> _Exercise brief_:
Reproduce every one of the following items word for word, changing nothing.

Spatial layout entries:
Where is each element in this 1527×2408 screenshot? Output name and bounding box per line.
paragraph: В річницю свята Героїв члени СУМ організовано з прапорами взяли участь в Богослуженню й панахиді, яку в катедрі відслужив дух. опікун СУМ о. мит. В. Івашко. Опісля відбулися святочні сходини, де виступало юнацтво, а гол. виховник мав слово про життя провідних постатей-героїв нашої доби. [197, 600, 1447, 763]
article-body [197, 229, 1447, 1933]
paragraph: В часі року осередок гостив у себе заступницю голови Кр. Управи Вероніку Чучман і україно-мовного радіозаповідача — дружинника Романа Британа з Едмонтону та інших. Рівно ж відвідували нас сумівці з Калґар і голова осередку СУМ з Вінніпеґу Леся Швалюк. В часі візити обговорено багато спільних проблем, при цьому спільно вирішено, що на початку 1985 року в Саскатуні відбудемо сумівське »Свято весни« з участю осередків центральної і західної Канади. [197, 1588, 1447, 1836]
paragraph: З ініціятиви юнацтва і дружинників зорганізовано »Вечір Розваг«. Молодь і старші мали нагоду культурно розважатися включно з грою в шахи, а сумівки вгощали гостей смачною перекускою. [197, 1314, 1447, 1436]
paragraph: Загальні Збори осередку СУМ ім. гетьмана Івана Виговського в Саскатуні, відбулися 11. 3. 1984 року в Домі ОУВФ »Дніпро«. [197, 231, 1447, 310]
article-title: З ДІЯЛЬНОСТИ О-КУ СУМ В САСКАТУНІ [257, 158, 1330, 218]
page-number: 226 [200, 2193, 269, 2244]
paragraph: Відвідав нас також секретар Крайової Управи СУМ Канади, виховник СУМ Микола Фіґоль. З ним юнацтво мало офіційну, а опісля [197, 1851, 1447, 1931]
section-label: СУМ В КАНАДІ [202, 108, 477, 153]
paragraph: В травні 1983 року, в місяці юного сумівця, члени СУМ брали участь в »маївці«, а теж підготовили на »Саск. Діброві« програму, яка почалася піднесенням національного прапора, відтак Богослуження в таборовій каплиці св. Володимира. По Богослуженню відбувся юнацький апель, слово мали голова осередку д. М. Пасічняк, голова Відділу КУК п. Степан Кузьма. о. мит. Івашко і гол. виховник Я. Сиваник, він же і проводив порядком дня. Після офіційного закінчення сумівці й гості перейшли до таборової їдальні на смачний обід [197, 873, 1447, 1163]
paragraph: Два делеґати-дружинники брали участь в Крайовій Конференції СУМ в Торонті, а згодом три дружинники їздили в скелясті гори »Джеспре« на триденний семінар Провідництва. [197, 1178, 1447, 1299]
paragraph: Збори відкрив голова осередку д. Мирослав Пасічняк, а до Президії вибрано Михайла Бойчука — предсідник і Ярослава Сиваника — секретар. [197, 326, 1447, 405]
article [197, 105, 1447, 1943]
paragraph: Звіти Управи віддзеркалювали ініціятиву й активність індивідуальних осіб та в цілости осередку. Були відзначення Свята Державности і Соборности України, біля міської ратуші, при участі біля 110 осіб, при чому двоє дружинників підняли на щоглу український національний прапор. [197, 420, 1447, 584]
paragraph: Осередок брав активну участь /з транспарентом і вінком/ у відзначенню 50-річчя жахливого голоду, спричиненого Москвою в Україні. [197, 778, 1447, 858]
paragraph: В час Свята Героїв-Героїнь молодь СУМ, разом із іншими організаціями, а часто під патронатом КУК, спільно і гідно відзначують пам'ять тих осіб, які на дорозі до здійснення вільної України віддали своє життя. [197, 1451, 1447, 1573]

> _Task response_:
Where is each element in this 1527×2408 screenshot? Output name and bounding box per line.
paragraph: В річницю свята Героїв члени СУМ організовано з прапорами взяли участь в Богослуженню й панахиді, яку в катедрі відслужив дух. опікун СУМ о. мит. В. Івашко. Опісля відбулися святочні сходини, де виступало юнацтво, а гол. виховник мав слово про життя провідних постатей-героїв нашої доби. [197, 600, 1447, 763]
article-body [197, 229, 1447, 1933]
paragraph: В часі року осередок гостив у себе заступницю голови Кр. Управи Вероніку Чучман і україно-мовного радіозаповідача — дружинника Романа Британа з Едмонтону та інших. Рівно ж відвідували нас сумівці з Калґар і голова осередку СУМ з Вінніпеґу Леся Швалюк. В часі візити обговорено багато спільних проблем, при цьому спільно вирішено, що на початку 1985 року в Саскатуні відбудемо сумівське »Свято весни« з участю осередків центральної і західної Канади. [197, 1588, 1447, 1836]
paragraph: З ініціятиви юнацтва і дружинників зорганізовано »Вечір Розваг«. Молодь і старші мали нагоду культурно розважатися включно з грою в шахи, а сумівки вгощали гостей смачною перекускою. [197, 1314, 1447, 1436]
paragraph: Загальні Збори осередку СУМ ім. гетьмана Івана Виговського в Саскатуні, відбулися 11. 3. 1984 року в Домі ОУВФ »Дніпро«. [197, 231, 1447, 310]
article-title: З ДІЯЛЬНОСТИ О-КУ СУМ В САСКАТУНІ [257, 158, 1330, 218]
page-number: 226 [200, 2193, 269, 2244]
paragraph: Відвідав нас також секретар Крайової Управи СУМ Канади, виховник СУМ Микола Фіґоль. З ним юнацтво мало офіційну, а опісля [197, 1851, 1447, 1931]
section-label: СУМ В КАНАДІ [202, 108, 477, 153]
paragraph: В травні 1983 року, в місяці юного сумівця, члени СУМ брали участь в »маївці«, а теж підготовили на »Саск. Діброві« програму, яка почалася піднесенням національного прапора, відтак Богослуження в таборовій каплиці св. Володимира. По Богослуженню відбувся юнацький апель, слово мали голова осередку д. М. Пасічняк, голова Відділу КУК п. Степан Кузьма. о. мит. Івашко і гол. виховник Я. Сиваник, він же і проводив порядком дня. Після офіційного закінчення сумівці й гості перейшли до таборової їдальні на смачний обід [197, 873, 1447, 1163]
paragraph: Два делеґати-дружинники брали участь в Крайовій Конференції СУМ в Торонті, а згодом три дружинники їздили в скелясті гори »Джеспре« на триденний семінар Провідництва. [197, 1178, 1447, 1299]
paragraph: Збори відкрив голова осередку д. Мирослав Пасічняк, а до Президії вибрано Михайла Бойчука — предсідник і Ярослава Сиваника — секретар. [197, 326, 1447, 405]
article [197, 105, 1447, 1943]
paragraph: Звіти Управи віддзеркалювали ініціятиву й активність індивідуальних осіб та в цілости осередку. Були відзначення Свята Державности і Соборности України, біля міської ратуші, при участі біля 110 осіб, при чому двоє дружинників підняли на щоглу український національний прапор. [197, 420, 1447, 584]
paragraph: Осередок брав активну участь /з транспарентом і вінком/ у відзначенню 50-річчя жахливого голоду, спричиненого Москвою в Україні. [197, 778, 1447, 858]
paragraph: В час Свята Героїв-Героїнь молодь СУМ, разом із іншими організаціями, а часто під патронатом КУК, спільно і гідно відзначують пам'ять тих осіб, які на дорозі до здійснення вільної України віддали своє життя. [197, 1451, 1447, 1573]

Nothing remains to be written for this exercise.